**Stored data:**
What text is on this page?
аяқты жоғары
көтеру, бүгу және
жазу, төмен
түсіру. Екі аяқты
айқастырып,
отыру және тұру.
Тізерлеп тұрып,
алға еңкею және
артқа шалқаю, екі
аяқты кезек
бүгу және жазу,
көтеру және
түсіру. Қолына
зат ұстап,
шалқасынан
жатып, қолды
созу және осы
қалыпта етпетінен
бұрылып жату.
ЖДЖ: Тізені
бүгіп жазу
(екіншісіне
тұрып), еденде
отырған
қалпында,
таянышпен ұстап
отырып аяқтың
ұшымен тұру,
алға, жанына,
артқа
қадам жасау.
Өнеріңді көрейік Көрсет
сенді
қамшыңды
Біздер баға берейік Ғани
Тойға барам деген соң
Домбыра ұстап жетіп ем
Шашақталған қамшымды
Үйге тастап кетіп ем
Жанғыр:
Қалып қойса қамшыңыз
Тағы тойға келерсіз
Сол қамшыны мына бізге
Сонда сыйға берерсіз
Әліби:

**Work to complete:** Count the lines in the records above that contain the word "ұстап", and give only the number.

**Solution to the exercise:** 3